## EXERCISE MATERIALS

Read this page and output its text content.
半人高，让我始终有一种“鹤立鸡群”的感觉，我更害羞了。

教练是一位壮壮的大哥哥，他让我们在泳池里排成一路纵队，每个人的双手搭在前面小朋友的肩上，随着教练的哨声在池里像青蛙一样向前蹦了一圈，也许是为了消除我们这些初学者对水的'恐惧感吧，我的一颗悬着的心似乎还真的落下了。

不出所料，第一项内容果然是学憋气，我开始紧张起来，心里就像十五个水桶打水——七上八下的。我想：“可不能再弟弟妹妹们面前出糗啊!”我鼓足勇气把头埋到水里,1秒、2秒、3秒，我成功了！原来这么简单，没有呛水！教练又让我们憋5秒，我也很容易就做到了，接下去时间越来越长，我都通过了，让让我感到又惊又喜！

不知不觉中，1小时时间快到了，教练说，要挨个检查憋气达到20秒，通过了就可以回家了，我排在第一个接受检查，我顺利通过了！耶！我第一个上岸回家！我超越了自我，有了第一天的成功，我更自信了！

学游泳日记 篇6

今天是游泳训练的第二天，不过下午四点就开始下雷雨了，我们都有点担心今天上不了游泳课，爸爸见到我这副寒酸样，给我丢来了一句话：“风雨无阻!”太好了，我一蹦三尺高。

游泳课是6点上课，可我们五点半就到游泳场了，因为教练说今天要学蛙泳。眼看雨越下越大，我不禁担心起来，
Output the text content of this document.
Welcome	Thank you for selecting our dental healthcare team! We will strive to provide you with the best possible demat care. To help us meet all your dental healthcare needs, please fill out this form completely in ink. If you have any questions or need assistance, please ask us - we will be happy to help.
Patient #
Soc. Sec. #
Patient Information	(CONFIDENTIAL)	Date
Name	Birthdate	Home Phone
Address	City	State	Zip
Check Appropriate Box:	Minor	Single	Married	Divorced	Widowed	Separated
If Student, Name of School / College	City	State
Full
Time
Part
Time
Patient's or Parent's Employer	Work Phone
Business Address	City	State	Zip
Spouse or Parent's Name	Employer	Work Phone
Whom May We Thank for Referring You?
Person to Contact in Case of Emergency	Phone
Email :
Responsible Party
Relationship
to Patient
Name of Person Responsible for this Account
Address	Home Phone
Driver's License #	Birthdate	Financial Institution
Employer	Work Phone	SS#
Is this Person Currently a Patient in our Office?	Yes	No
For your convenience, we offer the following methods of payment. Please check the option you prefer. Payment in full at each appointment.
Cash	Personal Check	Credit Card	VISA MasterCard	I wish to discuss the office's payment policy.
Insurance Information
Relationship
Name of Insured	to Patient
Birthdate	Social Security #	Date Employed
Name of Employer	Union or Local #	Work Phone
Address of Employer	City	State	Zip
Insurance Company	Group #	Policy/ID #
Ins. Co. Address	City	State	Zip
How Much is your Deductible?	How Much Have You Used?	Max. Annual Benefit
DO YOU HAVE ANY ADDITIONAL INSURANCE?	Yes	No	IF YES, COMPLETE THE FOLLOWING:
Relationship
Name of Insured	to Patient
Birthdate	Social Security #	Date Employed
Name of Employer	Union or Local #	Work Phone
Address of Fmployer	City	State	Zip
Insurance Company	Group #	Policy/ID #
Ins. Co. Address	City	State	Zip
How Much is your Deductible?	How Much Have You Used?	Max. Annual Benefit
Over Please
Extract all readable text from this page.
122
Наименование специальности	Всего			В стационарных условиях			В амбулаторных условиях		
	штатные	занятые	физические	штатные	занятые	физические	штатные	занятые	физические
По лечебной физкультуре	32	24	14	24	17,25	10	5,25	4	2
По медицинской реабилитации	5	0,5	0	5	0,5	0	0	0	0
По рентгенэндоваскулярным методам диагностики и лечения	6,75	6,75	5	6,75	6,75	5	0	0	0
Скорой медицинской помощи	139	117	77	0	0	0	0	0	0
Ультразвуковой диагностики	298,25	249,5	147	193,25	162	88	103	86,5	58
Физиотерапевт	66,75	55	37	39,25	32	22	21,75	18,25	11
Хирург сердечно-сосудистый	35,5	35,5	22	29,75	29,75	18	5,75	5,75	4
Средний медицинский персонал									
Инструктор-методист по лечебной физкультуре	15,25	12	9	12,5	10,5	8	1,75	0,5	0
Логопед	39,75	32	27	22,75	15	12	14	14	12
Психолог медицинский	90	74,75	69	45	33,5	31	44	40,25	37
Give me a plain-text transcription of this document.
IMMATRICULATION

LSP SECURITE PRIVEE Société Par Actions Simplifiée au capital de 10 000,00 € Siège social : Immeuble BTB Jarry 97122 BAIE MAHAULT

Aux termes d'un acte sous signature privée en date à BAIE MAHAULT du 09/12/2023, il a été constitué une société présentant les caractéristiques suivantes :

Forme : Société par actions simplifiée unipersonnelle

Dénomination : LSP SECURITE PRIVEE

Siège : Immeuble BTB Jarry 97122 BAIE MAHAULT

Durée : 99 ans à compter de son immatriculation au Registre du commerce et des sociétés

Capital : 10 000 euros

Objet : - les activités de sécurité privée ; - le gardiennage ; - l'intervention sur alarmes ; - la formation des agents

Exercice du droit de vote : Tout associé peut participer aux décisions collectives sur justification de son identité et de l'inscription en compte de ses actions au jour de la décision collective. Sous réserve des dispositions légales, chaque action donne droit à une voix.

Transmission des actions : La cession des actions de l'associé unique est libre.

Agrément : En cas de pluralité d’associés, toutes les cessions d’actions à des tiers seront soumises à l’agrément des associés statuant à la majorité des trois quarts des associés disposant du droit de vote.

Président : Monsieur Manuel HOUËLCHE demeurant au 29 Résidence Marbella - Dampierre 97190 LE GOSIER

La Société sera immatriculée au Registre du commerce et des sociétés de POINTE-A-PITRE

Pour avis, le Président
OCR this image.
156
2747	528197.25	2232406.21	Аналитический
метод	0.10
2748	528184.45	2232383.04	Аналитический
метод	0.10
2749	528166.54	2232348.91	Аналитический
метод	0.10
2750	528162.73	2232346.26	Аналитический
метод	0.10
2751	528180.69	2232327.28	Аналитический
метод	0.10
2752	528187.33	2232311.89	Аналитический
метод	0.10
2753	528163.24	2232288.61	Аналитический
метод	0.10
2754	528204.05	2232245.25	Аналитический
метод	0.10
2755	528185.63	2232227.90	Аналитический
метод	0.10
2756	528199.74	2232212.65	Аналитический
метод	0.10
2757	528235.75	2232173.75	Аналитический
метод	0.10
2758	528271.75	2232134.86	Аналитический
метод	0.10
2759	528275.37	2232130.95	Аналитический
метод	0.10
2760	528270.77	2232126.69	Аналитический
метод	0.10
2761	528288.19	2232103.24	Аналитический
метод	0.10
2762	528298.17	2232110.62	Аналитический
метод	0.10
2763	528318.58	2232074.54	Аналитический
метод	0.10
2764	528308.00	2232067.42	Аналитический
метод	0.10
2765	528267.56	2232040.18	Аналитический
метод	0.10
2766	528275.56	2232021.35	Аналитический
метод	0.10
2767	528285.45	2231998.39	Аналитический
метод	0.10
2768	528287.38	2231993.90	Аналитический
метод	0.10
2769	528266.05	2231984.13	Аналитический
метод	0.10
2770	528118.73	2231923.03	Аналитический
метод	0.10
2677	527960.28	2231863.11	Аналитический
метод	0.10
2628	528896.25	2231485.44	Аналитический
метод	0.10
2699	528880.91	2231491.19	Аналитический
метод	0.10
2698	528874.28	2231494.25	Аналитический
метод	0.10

## WHAT IS ASKED
Search the lines above for the string "privée" and copy each line that has it.

## RESPONSE TO THIS TASK
Aux termes d'un acte sous signature privée en date à BAIE MAHAULT du 09/12/2023, il a été constitué une société présentant les caractéristiques suivantes :
Objet : - les activités de sécurité privée ; - le gardiennage ; - l'intervention sur alarmes ; - la formation des agents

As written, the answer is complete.